EXERCISE AIM> Rewrite the items below, changing every "triangle-bullet-icon" to "arrow-bullet-icon" and keeping everything else the same. Omit the pictures.

INPUT RECORDS>
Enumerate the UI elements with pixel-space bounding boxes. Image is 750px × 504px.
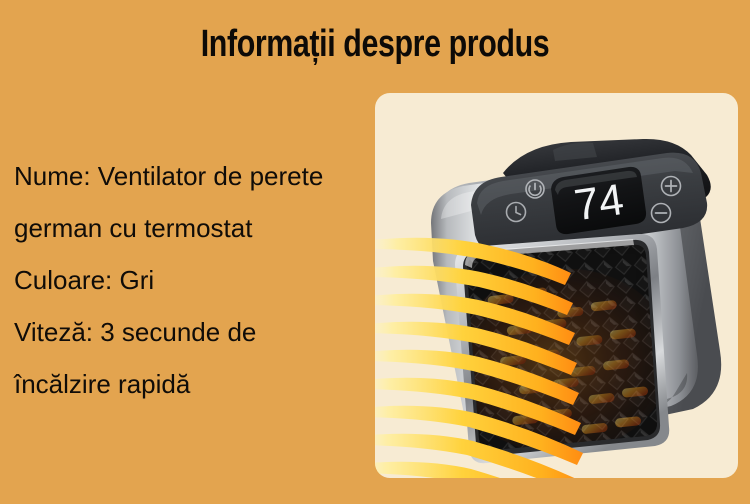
specification-list: Nume: Ventilator de perete german cu ter… bbox=[14, 150, 374, 410]
product-info-banner: Informații despre produs Nume: Ventilato… bbox=[0, 0, 750, 504]
power-icon[interactable] bbox=[526, 180, 544, 198]
product-photo-panel: 74 bbox=[375, 93, 738, 478]
spec-line: încălzire rapidă bbox=[14, 358, 374, 410]
spec-line: Nume: Ventilator de perete bbox=[14, 150, 374, 202]
spec-line: german cu termostat bbox=[14, 202, 374, 254]
product-photo: 74 bbox=[375, 93, 738, 478]
page-title: Informații despre produs bbox=[75, 23, 675, 66]
display-value: 74 bbox=[571, 175, 626, 230]
spec-line: Viteză: 3 secunde de bbox=[14, 306, 374, 358]
spec-line: Culoare: Gri bbox=[14, 254, 374, 306]
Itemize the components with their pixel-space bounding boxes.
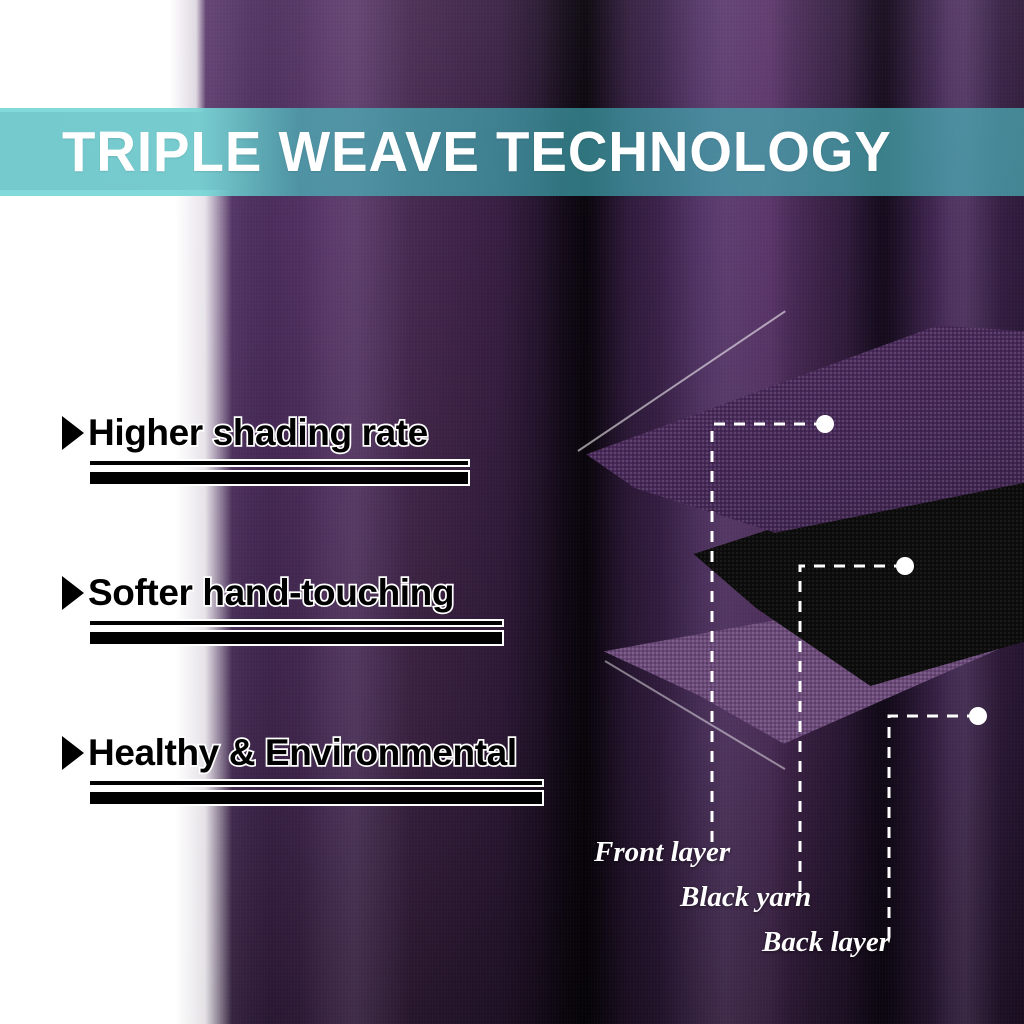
product-infographic: Front layer Black yarn Back layer TRIPLE… [0, 0, 1024, 1024]
underline-thin-rule [90, 621, 502, 625]
underline-thin-rule [90, 781, 542, 785]
feature-underline [90, 781, 542, 804]
triangle-bullet-icon [62, 576, 84, 610]
underline-thick-rule [90, 792, 542, 804]
feature-label: Healthy & Environmental [88, 732, 517, 774]
front-layer-label: Front layer [594, 836, 730, 869]
banner-title: TRIPLE WEAVE TECHNOLOGY [62, 124, 892, 181]
black-yarn-label: Black yarn [680, 881, 811, 914]
feature-list: Higher shading rate Softer hand-touching… [62, 412, 602, 892]
feature-item-healthy-environmental: Healthy & Environmental [62, 732, 602, 804]
feature-underline [90, 621, 502, 644]
feature-item-higher-shading-rate: Higher shading rate [62, 412, 602, 484]
underline-thick-rule [90, 472, 468, 484]
feature-underline [90, 461, 468, 484]
triangle-bullet-icon [62, 416, 84, 450]
underline-thin-rule [90, 461, 468, 465]
banner: TRIPLE WEAVE TECHNOLOGY [0, 108, 1024, 196]
triangle-bullet-icon [62, 736, 84, 770]
underline-thick-rule [90, 632, 502, 644]
feature-label: Softer hand-touching [88, 572, 454, 614]
back-layer-label: Back layer [762, 926, 890, 959]
feature-label: Higher shading rate [88, 412, 428, 454]
feature-item-softer-hand-touching: Softer hand-touching [62, 572, 602, 644]
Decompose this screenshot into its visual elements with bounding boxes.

SOLUTION TO THE PROBLEM>
Enumerate the UI elements with pixel-space bounding boxes. Image is 750px × 504px.
specification-list: Nume: Ventilator de perete german cu ter… bbox=[14, 150, 374, 410]
product-info-banner: Informații despre produs Nume: Ventilato… bbox=[0, 0, 750, 504]
power-icon[interactable] bbox=[526, 180, 544, 198]
product-photo-panel: 74 bbox=[375, 93, 738, 478]
spec-line: încălzire rapidă bbox=[14, 358, 374, 410]
spec-line: Nume: Ventilator de perete bbox=[14, 150, 374, 202]
spec-line: german cu termostat bbox=[14, 202, 374, 254]
product-photo: 74 bbox=[375, 93, 738, 478]
page-title: Informații despre produs bbox=[75, 23, 675, 66]
display-value: 74 bbox=[571, 175, 626, 230]
spec-line: Viteză: 3 secunde de bbox=[14, 306, 374, 358]
spec-line: Culoare: Gri bbox=[14, 254, 374, 306]
Itemize the components with their pixel-space bounding boxes.
product-infographic: Front layer Black yarn Back layer TRIPLE… [0, 0, 1024, 1024]
underline-thin-rule [90, 621, 502, 625]
underline-thin-rule [90, 781, 542, 785]
feature-underline [90, 781, 542, 804]
arrow-bullet-icon [62, 576, 84, 610]
underline-thick-rule [90, 792, 542, 804]
feature-label: Healthy & Environmental [88, 732, 517, 774]
front-layer-label: Front layer [594, 836, 730, 869]
banner-title: TRIPLE WEAVE TECHNOLOGY [62, 124, 892, 181]
black-yarn-label: Black yarn [680, 881, 811, 914]
feature-list: Higher shading rate Softer hand-touching… [62, 412, 602, 892]
feature-item-healthy-environmental: Healthy & Environmental [62, 732, 602, 804]
feature-underline [90, 621, 502, 644]
feature-item-higher-shading-rate: Higher shading rate [62, 412, 602, 484]
underline-thick-rule [90, 472, 468, 484]
feature-underline [90, 461, 468, 484]
arrow-bullet-icon [62, 416, 84, 450]
underline-thin-rule [90, 461, 468, 465]
banner: TRIPLE WEAVE TECHNOLOGY [0, 108, 1024, 196]
arrow-bullet-icon [62, 736, 84, 770]
underline-thick-rule [90, 632, 502, 644]
feature-label: Softer hand-touching [88, 572, 454, 614]
back-layer-label: Back layer [762, 926, 890, 959]
feature-label: Higher shading rate [88, 412, 428, 454]
feature-item-softer-hand-touching: Softer hand-touching [62, 572, 602, 644]
Decompose this screenshot into its visual elements with bounding boxes.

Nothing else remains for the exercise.